Your answer should be a single number: the count of lines that hold the word "dinyanyikan".
▬▬▬▬▬▬
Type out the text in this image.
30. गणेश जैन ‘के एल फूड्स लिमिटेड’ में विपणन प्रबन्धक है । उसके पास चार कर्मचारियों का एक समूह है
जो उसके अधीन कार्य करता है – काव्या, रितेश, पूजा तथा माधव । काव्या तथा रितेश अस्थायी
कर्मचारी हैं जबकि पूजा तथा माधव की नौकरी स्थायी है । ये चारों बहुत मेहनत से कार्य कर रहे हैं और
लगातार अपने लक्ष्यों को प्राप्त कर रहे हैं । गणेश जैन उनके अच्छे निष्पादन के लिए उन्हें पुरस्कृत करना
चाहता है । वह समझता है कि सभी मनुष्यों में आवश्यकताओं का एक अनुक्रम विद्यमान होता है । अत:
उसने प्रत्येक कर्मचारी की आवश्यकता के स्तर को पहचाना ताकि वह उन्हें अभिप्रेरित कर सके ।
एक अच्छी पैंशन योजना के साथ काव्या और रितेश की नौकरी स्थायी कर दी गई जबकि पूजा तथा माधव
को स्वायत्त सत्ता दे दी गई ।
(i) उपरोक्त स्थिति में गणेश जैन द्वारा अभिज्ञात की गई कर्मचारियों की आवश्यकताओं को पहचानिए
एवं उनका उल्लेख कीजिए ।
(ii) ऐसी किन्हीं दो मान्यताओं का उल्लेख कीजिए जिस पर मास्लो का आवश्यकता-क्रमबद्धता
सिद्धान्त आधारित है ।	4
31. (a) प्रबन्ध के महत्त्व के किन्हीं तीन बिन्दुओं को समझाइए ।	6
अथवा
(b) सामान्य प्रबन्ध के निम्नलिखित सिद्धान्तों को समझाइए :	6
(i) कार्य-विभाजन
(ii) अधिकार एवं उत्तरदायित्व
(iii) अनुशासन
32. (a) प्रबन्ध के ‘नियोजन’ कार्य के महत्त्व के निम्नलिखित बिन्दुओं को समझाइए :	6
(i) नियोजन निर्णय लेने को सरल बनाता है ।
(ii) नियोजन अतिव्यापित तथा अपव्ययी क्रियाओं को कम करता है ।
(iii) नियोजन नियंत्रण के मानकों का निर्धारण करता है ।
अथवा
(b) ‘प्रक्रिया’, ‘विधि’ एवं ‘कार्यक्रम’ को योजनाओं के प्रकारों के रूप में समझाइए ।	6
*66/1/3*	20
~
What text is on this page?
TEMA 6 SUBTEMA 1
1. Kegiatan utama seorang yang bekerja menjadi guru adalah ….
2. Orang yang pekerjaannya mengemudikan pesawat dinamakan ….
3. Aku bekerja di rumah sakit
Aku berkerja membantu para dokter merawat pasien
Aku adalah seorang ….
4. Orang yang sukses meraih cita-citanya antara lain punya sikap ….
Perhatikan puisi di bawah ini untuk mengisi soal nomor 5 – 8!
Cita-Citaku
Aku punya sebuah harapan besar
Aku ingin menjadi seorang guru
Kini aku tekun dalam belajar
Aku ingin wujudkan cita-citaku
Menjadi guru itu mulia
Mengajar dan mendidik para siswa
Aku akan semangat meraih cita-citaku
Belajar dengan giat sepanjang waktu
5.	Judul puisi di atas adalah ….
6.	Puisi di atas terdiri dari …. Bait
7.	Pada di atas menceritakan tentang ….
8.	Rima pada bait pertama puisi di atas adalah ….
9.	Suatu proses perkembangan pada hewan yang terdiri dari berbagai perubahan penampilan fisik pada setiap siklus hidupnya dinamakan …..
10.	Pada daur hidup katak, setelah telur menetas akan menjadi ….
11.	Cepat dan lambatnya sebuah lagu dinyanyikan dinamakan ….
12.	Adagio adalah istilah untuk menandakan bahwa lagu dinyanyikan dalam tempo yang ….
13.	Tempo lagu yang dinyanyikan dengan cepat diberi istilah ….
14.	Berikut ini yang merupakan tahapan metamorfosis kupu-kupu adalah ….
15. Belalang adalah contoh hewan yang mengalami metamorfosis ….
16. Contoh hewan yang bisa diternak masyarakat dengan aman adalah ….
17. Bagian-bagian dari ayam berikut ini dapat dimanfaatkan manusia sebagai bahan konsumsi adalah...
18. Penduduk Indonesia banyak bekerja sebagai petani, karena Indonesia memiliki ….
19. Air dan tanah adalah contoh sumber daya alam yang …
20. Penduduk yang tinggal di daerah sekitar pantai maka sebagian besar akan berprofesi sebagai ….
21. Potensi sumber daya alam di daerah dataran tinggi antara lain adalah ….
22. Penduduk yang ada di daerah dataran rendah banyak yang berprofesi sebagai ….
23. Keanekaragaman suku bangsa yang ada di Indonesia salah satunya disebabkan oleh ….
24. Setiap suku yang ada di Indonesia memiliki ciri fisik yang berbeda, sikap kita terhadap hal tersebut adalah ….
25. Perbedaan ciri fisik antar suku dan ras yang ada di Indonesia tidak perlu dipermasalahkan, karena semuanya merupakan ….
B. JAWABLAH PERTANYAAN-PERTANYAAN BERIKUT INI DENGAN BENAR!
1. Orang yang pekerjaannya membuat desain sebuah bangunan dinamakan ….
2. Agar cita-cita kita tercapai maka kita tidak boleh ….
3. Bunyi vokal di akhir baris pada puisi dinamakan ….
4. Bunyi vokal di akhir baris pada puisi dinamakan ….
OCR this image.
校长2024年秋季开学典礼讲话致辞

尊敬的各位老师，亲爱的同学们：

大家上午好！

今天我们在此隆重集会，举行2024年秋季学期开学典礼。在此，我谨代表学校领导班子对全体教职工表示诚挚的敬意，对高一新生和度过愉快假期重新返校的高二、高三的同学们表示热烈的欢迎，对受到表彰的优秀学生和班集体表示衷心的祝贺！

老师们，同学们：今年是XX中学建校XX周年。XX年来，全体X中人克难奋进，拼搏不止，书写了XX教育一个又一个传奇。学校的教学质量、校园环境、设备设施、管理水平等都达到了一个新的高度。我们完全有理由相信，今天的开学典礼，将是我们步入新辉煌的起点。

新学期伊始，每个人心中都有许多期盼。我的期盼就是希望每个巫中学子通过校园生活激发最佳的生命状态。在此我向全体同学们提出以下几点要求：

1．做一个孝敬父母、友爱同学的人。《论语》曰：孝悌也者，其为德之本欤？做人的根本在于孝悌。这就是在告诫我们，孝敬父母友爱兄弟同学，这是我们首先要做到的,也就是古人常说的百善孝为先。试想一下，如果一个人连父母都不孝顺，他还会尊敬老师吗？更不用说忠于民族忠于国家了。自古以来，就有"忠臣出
▬▬▬▬▬▬
= WRITTEN ANSWER =
3